_AIM_
Find the lines with "life" in them and copy them out.

_RAW RECORDS_
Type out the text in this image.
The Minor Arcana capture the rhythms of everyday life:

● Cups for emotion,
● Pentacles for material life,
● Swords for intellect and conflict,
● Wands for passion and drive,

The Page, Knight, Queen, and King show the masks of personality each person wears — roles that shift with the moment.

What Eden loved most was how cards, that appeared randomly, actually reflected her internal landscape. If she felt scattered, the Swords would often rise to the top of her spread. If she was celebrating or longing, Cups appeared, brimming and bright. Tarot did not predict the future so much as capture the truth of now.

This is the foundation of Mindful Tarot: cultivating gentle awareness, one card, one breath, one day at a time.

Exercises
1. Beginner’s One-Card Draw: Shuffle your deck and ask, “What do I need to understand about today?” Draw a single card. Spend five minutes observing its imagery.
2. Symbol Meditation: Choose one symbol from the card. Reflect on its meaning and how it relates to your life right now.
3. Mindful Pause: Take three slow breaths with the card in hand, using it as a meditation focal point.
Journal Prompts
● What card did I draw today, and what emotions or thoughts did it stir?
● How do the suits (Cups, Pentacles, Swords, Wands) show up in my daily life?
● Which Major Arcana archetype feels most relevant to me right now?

_SOLUTION_
The Minor Arcana capture the rhythms of everyday life:
● Pentacles for material life,
2. Symbol Meditation: Choose one symbol from the card. Reflect on its meaning and how it relates to your life right now.
● How do the suits (Cups, Pentacles, Swords, Wands) show up in my daily life?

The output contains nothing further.